Extract each line where the string "Revenus" shows up.

-- Start --

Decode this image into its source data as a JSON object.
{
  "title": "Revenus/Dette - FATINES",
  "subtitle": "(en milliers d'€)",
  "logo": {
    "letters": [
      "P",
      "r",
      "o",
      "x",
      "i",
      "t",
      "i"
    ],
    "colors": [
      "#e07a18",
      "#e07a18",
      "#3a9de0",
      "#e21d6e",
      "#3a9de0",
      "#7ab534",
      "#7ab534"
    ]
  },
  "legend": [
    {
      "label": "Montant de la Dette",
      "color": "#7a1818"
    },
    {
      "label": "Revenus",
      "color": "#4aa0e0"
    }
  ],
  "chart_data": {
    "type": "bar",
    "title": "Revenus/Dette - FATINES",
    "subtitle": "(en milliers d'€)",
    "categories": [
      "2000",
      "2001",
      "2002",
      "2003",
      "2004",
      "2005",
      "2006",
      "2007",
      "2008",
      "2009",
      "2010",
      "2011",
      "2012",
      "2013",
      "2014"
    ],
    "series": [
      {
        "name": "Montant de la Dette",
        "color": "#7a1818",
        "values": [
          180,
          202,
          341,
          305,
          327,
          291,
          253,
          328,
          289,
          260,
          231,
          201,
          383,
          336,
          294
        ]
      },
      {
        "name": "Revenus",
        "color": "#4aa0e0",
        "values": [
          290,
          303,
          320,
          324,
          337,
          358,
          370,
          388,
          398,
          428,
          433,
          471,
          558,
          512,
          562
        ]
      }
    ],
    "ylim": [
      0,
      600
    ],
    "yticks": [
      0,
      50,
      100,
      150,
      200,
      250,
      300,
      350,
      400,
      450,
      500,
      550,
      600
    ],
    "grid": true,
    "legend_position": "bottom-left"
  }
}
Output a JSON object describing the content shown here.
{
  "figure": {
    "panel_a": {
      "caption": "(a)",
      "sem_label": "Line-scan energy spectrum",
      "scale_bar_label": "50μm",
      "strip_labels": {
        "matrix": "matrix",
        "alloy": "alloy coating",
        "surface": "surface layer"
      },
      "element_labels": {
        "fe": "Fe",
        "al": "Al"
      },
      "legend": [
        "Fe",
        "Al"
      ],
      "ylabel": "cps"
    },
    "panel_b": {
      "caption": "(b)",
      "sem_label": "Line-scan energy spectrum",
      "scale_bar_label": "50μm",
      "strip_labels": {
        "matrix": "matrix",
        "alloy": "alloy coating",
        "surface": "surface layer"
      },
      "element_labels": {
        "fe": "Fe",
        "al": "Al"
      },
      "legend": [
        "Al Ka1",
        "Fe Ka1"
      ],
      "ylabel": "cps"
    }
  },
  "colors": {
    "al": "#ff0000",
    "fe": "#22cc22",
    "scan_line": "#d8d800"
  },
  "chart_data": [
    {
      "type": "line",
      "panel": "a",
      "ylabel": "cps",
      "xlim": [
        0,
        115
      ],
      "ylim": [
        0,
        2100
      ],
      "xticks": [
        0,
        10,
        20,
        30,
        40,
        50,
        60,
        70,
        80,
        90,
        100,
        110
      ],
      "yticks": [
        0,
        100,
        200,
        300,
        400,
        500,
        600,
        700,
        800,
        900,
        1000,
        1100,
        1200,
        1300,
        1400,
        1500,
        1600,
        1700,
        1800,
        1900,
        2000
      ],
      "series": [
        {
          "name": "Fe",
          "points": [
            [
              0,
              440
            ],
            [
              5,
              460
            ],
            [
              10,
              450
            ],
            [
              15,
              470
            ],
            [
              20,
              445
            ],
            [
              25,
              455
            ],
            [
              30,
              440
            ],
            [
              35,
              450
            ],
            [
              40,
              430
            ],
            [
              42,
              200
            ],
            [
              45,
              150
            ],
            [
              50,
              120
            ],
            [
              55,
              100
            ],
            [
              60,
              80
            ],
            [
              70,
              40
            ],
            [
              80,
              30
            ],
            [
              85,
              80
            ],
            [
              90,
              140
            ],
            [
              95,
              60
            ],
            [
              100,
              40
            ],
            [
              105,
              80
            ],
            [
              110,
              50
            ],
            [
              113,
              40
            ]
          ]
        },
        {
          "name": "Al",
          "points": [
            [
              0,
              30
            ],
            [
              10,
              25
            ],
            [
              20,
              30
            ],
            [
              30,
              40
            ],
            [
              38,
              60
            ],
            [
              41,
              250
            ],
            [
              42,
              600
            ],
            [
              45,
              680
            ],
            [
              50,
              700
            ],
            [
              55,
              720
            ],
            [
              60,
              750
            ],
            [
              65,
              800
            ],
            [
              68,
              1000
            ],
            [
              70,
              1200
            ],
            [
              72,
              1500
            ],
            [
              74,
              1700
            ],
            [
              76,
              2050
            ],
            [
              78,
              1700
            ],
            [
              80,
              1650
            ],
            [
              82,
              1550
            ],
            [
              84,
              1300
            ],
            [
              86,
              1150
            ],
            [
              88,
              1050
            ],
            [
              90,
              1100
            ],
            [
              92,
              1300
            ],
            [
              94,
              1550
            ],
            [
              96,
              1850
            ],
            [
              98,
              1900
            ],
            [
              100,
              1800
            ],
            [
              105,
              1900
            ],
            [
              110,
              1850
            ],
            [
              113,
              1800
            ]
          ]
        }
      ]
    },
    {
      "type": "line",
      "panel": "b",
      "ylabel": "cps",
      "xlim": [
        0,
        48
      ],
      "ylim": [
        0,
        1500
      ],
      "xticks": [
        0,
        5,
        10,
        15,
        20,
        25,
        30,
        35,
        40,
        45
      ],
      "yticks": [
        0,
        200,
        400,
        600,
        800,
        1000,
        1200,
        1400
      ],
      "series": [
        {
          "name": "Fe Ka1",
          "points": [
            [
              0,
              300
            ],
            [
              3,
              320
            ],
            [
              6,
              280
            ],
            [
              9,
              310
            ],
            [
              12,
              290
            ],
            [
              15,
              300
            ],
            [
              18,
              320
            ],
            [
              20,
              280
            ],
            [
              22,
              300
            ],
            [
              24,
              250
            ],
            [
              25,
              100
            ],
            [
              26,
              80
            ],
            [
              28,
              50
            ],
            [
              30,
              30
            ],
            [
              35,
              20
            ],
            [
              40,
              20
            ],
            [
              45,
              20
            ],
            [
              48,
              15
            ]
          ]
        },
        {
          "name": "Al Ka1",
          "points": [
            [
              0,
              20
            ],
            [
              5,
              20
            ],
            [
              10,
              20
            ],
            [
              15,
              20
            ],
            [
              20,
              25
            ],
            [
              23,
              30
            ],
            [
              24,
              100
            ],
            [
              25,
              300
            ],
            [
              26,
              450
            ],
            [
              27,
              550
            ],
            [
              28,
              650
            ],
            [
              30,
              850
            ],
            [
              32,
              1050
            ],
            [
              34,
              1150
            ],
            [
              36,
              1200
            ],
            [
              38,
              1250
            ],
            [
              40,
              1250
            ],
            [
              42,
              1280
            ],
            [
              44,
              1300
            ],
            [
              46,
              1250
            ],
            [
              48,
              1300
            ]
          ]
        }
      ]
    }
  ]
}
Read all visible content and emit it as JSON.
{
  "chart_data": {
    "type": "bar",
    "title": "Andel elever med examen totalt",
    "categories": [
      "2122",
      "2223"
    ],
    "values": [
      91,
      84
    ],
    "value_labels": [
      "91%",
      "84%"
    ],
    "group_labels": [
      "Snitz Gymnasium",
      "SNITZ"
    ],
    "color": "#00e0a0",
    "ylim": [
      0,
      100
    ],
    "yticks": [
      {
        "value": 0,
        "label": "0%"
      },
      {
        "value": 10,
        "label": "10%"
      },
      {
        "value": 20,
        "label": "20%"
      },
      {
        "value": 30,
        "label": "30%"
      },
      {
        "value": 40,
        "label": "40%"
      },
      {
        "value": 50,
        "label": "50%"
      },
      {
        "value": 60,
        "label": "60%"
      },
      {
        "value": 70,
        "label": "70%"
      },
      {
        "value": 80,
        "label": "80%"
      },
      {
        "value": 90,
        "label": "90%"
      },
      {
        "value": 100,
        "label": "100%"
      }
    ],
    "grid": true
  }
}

-- End --

** Response to this task **
  "title": "Revenus/Dette - FATINES",
      "label": "Revenus",
    "title": "Revenus/Dette - FATINES",
        "name": "Revenus",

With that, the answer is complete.